___ EXTRACTED MATERIAL ___
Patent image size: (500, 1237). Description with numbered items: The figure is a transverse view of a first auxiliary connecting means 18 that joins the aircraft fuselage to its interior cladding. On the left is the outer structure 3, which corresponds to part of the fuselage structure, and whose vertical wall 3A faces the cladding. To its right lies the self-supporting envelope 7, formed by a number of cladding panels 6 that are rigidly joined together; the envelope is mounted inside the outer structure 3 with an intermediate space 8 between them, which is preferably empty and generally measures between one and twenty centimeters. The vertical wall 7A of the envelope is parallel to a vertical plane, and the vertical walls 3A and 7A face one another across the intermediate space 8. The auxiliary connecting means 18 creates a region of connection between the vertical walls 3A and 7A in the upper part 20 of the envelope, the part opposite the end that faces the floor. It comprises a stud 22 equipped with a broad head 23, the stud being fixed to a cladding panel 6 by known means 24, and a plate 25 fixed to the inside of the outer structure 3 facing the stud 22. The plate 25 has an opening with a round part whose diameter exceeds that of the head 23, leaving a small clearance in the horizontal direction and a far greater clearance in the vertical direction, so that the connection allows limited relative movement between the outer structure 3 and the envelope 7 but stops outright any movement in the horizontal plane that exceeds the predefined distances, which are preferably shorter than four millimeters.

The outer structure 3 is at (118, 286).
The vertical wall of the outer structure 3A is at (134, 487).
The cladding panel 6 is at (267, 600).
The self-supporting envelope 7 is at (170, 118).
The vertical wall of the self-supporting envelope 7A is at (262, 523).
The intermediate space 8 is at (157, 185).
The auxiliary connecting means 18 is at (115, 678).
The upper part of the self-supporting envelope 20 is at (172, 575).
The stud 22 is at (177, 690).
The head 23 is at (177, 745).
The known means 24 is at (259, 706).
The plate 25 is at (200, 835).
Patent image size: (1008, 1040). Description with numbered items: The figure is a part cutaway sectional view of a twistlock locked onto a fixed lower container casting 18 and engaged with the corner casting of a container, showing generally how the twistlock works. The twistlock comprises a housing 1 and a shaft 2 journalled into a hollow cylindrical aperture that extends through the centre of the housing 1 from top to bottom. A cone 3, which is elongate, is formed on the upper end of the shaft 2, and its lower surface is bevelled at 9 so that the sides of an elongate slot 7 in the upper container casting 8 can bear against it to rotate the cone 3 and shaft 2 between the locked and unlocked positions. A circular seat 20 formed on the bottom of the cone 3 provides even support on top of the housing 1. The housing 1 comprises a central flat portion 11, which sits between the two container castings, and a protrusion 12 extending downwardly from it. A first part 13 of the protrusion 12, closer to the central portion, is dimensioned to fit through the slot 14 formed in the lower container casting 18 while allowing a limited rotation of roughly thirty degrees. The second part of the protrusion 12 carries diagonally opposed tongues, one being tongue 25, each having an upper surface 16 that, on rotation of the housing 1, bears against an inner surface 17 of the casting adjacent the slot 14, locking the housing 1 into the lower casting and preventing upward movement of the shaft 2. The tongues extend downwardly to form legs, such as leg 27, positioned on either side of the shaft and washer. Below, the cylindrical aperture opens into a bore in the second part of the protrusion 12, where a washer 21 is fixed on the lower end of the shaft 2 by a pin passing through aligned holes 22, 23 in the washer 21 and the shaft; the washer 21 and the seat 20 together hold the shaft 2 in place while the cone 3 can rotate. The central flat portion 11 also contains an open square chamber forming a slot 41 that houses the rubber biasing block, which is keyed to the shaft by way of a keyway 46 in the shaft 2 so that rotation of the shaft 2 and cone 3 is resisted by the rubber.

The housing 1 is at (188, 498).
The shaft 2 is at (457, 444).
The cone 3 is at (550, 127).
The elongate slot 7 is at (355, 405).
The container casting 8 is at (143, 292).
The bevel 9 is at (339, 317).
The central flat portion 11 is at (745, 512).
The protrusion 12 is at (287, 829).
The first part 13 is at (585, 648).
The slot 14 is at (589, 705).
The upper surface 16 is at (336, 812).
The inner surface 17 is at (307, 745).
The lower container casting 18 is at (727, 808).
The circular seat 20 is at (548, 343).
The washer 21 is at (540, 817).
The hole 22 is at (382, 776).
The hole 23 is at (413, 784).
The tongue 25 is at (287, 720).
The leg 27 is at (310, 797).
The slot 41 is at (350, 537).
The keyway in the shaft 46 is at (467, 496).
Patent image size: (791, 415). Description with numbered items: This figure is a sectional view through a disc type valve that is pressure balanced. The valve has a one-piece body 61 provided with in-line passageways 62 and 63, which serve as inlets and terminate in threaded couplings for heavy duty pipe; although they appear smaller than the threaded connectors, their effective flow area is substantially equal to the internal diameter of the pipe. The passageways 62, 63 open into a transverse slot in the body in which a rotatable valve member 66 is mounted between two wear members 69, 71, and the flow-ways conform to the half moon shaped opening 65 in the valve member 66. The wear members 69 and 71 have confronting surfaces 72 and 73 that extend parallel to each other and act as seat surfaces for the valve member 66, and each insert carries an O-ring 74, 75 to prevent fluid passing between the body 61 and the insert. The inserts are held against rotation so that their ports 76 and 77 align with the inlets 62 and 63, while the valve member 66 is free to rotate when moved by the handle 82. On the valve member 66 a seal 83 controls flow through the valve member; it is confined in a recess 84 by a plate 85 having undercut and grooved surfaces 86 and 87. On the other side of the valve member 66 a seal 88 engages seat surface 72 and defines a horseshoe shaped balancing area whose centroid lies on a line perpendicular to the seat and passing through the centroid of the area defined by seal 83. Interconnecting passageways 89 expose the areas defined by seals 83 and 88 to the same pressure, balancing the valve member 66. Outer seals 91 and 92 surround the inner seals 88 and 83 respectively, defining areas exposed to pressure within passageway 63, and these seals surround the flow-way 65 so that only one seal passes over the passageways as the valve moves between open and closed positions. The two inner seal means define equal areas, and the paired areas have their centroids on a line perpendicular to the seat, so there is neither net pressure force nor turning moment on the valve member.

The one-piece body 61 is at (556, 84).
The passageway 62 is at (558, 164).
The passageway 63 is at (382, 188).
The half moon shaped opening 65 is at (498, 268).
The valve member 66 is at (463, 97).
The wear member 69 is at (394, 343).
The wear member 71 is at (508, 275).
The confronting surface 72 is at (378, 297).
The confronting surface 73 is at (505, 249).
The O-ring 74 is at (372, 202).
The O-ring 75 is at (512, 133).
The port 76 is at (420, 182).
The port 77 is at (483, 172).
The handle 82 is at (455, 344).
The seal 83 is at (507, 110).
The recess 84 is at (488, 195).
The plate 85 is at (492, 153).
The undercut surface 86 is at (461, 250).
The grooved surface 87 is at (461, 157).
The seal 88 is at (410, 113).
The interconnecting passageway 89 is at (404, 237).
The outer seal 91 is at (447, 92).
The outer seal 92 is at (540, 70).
___
### EXERCISE PROMPT
Quote every line of the three records above word for word, leaving nothing out and changing nothing.

### COMPLETED TASK
Patent image size: (500, 1237). Description with numbered items: The figure is a transverse view of a first auxiliary connecting means 18 that joins the aircraft fuselage to its interior cladding. On the left is the outer structure 3, which corresponds to part of the fuselage structure, and whose vertical wall 3A faces the cladding. To its right lies the self-supporting envelope 7, formed by a number of cladding panels 6 that are rigidly joined together; the envelope is mounted inside the outer structure 3 with an intermediate space 8 between them, which is preferably empty and generally measures between one and twenty centimeters. The vertical wall 7A of the envelope is parallel to a vertical plane, and the vertical walls 3A and 7A face one another across the intermediate space 8. The auxiliary connecting means 18 creates a region of connection between the vertical walls 3A and 7A in the upper part 20 of the envelope, the part opposite the end that faces the floor. It comprises a stud 22 equipped with a broad head 23, the stud being fixed to a cladding panel 6 by known means 24, and a plate 25 fixed to the inside of the outer structure 3 facing the stud 22. The plate 25 has an opening with a round part whose diameter exceeds that of the head 23, leaving a small clearance in the horizontal direction and a far greater clearance in the vertical direction, so that the connection allows limited relative movement between the outer structure 3 and the envelope 7 but stops outright any movement in the horizontal plane that exceeds the predefined distances, which are preferably shorter than four millimeters.

The outer structure 3 is at (118, 286).
The vertical wall of the outer structure 3A is at (134, 487).
The cladding panel 6 is at (267, 600).
The self-supporting envelope 7 is at (170, 118).
The vertical wall of the self-supporting envelope 7A is at (262, 523).
The intermediate space 8 is at (157, 185).
The auxiliary connecting means 18 is at (115, 678).
The upper part of the self-supporting envelope 20 is at (172, 575).
The stud 22 is at (177, 690).
The head 23 is at (177, 745).
The known means 24 is at (259, 706).
The plate 25 is at (200, 835).
Patent image size: (1008, 1040). Description with numbered items: The figure is a part cutaway sectional view of a twistlock locked onto a fixed lower container casting 18 and engaged with the corner casting of a container, showing generally how the twistlock works. The twistlock comprises a housing 1 and a shaft 2 journalled into a hollow cylindrical aperture that extends through the centre of the housing 1 from top to bottom. A cone 3, which is elongate, is formed on the upper end of the shaft 2, and its lower surface is bevelled at 9 so that the sides of an elongate slot 7 in the upper container casting 8 can bear against it to rotate the cone 3 and shaft 2 between the locked and unlocked positions. A circular seat 20 formed on the bottom of the cone 3 provides even support on top of the housing 1. The housing 1 comprises a central flat portion 11, which sits between the two container castings, and a protrusion 12 extending downwardly from it. A first part 13 of the protrusion 12, closer to the central portion, is dimensioned to fit through the slot 14 formed in the lower container casting 18 while allowing a limited rotation of roughly thirty degrees. The second part of the protrusion 12 carries diagonally opposed tongues, one being tongue 25, each having an upper surface 16 that, on rotation of the housing 1, bears against an inner surface 17 of the casting adjacent the slot 14, locking the housing 1 into the lower casting and preventing upward movement of the shaft 2. The tongues extend downwardly to form legs, such as leg 27, positioned on either side of the shaft and washer. Below, the cylindrical aperture opens into a bore in the second part of the protrusion 12, where a washer 21 is fixed on the lower end of the shaft 2 by a pin passing through aligned holes 22, 23 in the washer 21 and the shaft; the washer 21 and the seat 20 together hold the shaft 2 in place while the cone 3 can rotate. The central flat portion 11 also contains an open square chamber forming a slot 41 that houses the rubber biasing block, which is keyed to the shaft by way of a keyway 46 in the shaft 2 so that rotation of the shaft 2 and cone 3 is resisted by the rubber.

The housing 1 is at (188, 498).
The shaft 2 is at (457, 444).
The cone 3 is at (550, 127).
The elongate slot 7 is at (355, 405).
The container casting 8 is at (143, 292).
The bevel 9 is at (339, 317).
The central flat portion 11 is at (745, 512).
The protrusion 12 is at (287, 829).
The first part 13 is at (585, 648).
The slot 14 is at (589, 705).
The upper surface 16 is at (336, 812).
The inner surface 17 is at (307, 745).
The lower container casting 18 is at (727, 808).
The circular seat 20 is at (548, 343).
The washer 21 is at (540, 817).
The hole 22 is at (382, 776).
The hole 23 is at (413, 784).
The tongue 25 is at (287, 720).
The leg 27 is at (310, 797).
The slot 41 is at (350, 537).
The keyway in the shaft 46 is at (467, 496).
Patent image size: (791, 415). Description with numbered items: This figure is a sectional view through a disc type valve that is pressure balanced. The valve has a one-piece body 61 provided with in-line passageways 62 and 63, which serve as inlets and terminate in threaded couplings for heavy duty pipe; although they appear smaller than the threaded connectors, their effective flow area is substantially equal to the internal diameter of the pipe. The passageways 62, 63 open into a transverse slot in the body in which a rotatable valve member 66 is mounted between two wear members 69, 71, and the flow-ways conform to the half moon shaped opening 65 in the valve member 66. The wear members 69 and 71 have confronting surfaces 72 and 73 that extend parallel to each other and act as seat surfaces for the valve member 66, and each insert carries an O-ring 74, 75 to prevent fluid passing between the body 61 and the insert. The inserts are held against rotation so that their ports 76 and 77 align with the inlets 62 and 63, while the valve member 66 is free to rotate when moved by the handle 82. On the valve member 66 a seal 83 controls flow through the valve member; it is confined in a recess 84 by a plate 85 having undercut and grooved surfaces 86 and 87. On the other side of the valve member 66 a seal 88 engages seat surface 72 and defines a horseshoe shaped balancing area whose centroid lies on a line perpendicular to the seat and passing through the centroid of the area defined by seal 83. Interconnecting passageways 89 expose the areas defined by seals 83 and 88 to the same pressure, balancing the valve member 66. Outer seals 91 and 92 surround the inner seals 88 and 83 respectively, defining areas exposed to pressure within passageway 63, and these seals surround the flow-way 65 so that only one seal passes over the passageways as the valve moves between open and closed positions. The two inner seal means define equal areas, and the paired areas have their centroids on a line perpendicular to the seat, so there is neither net pressure force nor turning moment on the valve member.

The one-piece body 61 is at (556, 84).
The passageway 62 is at (558, 164).
The passageway 63 is at (382, 188).
The half moon shaped opening 65 is at (498, 268).
The valve member 66 is at (463, 97).
The wear member 69 is at (394, 343).
The wear member 71 is at (508, 275).
The confronting surface 72 is at (378, 297).
The confronting surface 73 is at (505, 249).
The O-ring 74 is at (372, 202).
The O-ring 75 is at (512, 133).
The port 76 is at (420, 182).
The port 77 is at (483, 172).
The handle 82 is at (455, 344).
The seal 83 is at (507, 110).
The recess 84 is at (488, 195).
The plate 85 is at (492, 153).
The undercut surface 86 is at (461, 250).
The grooved surface 87 is at (461, 157).
The seal 88 is at (410, 113).
The interconnecting passageway 89 is at (404, 237).
The outer seal 91 is at (447, 92).
The outer seal 92 is at (540, 70).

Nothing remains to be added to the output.